Exercise
Write the records below out in full, character for character, with no pictures.

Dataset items
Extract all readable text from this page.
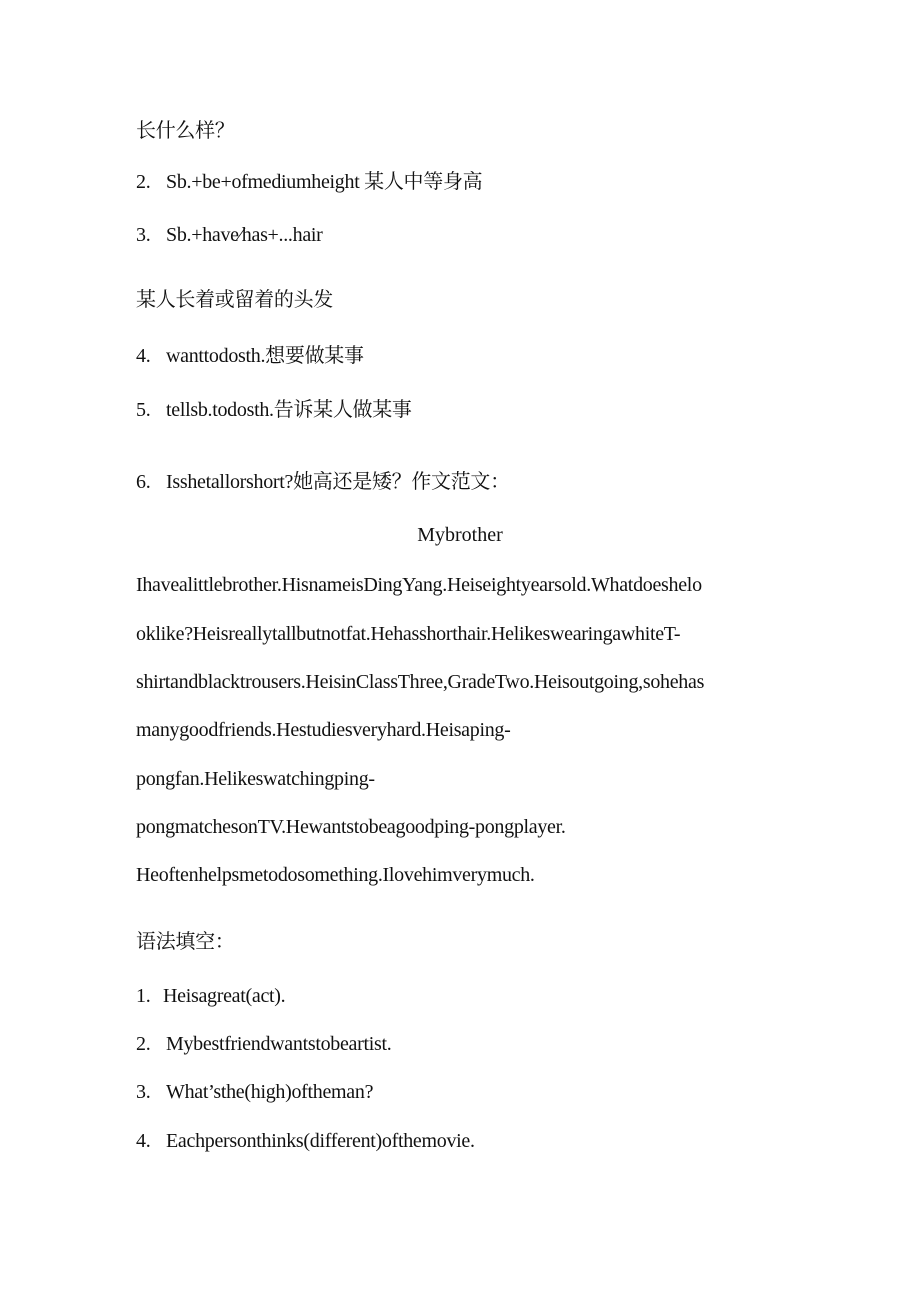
长什么样？
2. Sb.+be+ofmediumheight 某人中等身高
3. Sb.+have∕has+...hair
某人长着或留着的头发
4. wanttodosth.想要做某事
5. tellsb.todosth.告诉某人做某事
6. Isshetallorshort?她高还是矮？作文范文：
Mybrother
Ihavealittlebrother.HisnameisDingYang.Heiseightyearsold.Whatdoeshelo
oklike?Heisreallytallbutnotfat.Hehasshorthair.HelikeswearingawhiteT-
shirtandblacktrousers.HeisinClassThree,GradeTwo.Heisoutgoing,sohehas
manygoodfriends.Hestudiesveryhard.Heisaping-
pongfan.Helikeswatchingping-
pongmatchesonTV.Hewantstobeagoodping-pongplayer.
Heoftenhelpsmetodosomething.Ilovehimverymuch.
语法填空：
1. Heisagreat(act).
2. Mybestfriendwantstobeartist.
3. What’sthe(high)oftheman?
4. Eachpersonthinks(different)ofthemovie.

In response
Extract all readable text from this page.
长什么样？
2. Sb.+be+ofmediumheight 某人中等身高
3. Sb.+have∕has+...hair
某人长着或留着的头发
4. wanttodosth.想要做某事
5. tellsb.todosth.告诉某人做某事
6. Isshetallorshort?她高还是矮？作文范文：
Mybrother
Ihavealittlebrother.HisnameisDingYang.Heiseightyearsold.Whatdoeshelo
oklike?Heisreallytallbutnotfat.Hehasshorthair.HelikeswearingawhiteT-
shirtandblacktrousers.HeisinClassThree,GradeTwo.Heisoutgoing,sohehas
manygoodfriends.Hestudiesveryhard.Heisaping-
pongfan.Helikeswatchingping-
pongmatchesonTV.Hewantstobeagoodping-pongplayer.
Heoftenhelpsmetodosomething.Ilovehimverymuch.
语法填空：
1. Heisagreat(act).
2. Mybestfriendwantstobeartist.
3. What’sthe(high)oftheman?
4. Eachpersonthinks(different)ofthemovie.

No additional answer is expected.